* 抜粋文
• • •

(19)【発行国】日本国特許庁(JP)
(12)【公報種別】特許公報(B2)
(11)【特許番号】
(24)【登録日】2024-08-30
(45)【発行日】2024-09-09
(54)【発明の名称】ガス管内へのカメラ挿入装置、及びガス管内へのカメラ挿入方法
(51)【国際特許分類】
F16L 55/00 20060101AFI20240902BHJP
F16L 55/28 20060101ALI20240902BHJP
F16L 41/04 20060101ALI20240902BHJP
G01M 3/00 20060101ALI20240902BHJP
【FI】
F16L55/00 Z
F16L55/00 D
F16L55/28
F16L41/04
G01M3/00 Z
(21)【出願番号】P 2020172602
(22)【出願日】2020-10-13
【審査請求日】2023-05-26
(73)【特許権者】
【識別番号】000220262
【氏名又は名称】東京瓦斯株式会社
(74)【代理人】
【識別番号】110001519
【氏名又は名称】弁理士法人太陽国際特許事務所
(72)【発明者】
【氏名】堀 龍児
(72)【発明者】
【氏名】安部 浩
(72)【発明者】
【氏名】今野 実
【審査官】広瀬 雅治
(56)【参考文献】
【文献】特開2002-061787(JP,A)

• • •

* 検討資料
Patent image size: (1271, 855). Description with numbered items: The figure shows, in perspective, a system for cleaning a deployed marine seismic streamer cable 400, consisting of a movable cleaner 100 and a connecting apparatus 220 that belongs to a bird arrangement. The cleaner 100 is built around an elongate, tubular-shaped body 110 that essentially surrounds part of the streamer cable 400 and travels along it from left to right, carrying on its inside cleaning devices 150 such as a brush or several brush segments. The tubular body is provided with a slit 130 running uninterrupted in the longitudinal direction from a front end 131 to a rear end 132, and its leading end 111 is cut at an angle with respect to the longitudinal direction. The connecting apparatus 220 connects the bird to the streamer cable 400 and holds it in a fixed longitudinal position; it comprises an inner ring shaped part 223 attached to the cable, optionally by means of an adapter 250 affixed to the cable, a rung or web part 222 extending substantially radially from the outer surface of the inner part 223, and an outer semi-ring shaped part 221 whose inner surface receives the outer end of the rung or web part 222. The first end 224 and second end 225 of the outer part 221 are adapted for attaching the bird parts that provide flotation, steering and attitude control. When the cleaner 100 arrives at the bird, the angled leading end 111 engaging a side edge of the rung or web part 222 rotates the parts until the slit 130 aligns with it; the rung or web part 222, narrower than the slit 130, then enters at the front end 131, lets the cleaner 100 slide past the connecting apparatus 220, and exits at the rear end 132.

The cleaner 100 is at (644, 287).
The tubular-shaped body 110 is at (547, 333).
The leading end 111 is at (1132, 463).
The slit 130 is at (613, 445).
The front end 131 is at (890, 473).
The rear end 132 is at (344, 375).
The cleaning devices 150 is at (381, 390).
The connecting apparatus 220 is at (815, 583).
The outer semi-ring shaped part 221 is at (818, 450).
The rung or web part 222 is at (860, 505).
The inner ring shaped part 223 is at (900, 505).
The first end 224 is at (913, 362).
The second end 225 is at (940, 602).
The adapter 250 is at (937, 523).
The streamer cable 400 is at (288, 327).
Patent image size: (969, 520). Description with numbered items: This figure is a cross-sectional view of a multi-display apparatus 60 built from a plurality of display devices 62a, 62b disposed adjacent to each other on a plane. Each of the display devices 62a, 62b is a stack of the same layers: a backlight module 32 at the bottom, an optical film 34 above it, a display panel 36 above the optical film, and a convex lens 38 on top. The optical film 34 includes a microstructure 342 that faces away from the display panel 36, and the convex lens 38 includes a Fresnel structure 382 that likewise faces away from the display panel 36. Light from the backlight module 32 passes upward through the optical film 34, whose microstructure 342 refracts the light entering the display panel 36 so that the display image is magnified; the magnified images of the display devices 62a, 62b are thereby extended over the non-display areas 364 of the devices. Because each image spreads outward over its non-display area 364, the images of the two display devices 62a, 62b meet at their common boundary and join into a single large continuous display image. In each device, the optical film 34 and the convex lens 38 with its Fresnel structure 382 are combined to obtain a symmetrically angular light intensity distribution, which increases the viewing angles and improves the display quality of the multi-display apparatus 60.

• • •

特許公報を読み、次の問いに答えなさい。
1. この特許の登録日はいつですか。
2. 特許権者の氏名又は名称は何ですか。
3. 出願日はいつですか。

1. 2024-08-30
2. 東京瓦斯株式会社
3. 2020-10-13